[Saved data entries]
— start —

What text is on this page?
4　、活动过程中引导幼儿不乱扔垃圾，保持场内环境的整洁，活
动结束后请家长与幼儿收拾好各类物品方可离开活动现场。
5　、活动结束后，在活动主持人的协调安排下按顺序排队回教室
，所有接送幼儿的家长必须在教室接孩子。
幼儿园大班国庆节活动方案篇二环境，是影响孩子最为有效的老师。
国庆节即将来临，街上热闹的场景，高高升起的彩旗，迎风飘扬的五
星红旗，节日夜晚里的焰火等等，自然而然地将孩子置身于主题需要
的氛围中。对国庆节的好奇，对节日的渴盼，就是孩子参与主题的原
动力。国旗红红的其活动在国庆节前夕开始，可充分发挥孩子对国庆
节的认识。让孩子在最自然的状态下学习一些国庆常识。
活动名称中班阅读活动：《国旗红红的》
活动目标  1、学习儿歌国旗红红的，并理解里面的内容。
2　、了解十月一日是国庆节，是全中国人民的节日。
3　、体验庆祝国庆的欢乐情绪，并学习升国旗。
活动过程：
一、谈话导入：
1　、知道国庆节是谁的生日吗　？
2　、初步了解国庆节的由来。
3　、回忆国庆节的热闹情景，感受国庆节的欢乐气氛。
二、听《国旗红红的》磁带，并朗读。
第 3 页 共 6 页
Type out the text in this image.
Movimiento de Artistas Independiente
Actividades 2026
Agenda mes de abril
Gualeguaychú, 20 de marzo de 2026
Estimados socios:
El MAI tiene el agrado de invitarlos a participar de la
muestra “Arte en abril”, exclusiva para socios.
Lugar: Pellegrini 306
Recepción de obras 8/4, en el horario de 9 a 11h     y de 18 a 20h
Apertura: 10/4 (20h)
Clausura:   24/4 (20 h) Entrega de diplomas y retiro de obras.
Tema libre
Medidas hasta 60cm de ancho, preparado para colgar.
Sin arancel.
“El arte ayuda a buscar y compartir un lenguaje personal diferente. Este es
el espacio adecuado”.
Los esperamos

— end —

# EXERCISE
Return only those lines of the records that contain the string "socios".

# IN RESPONSE
Estimados socios:
muestra “Arte en abril”, exclusiva para socios.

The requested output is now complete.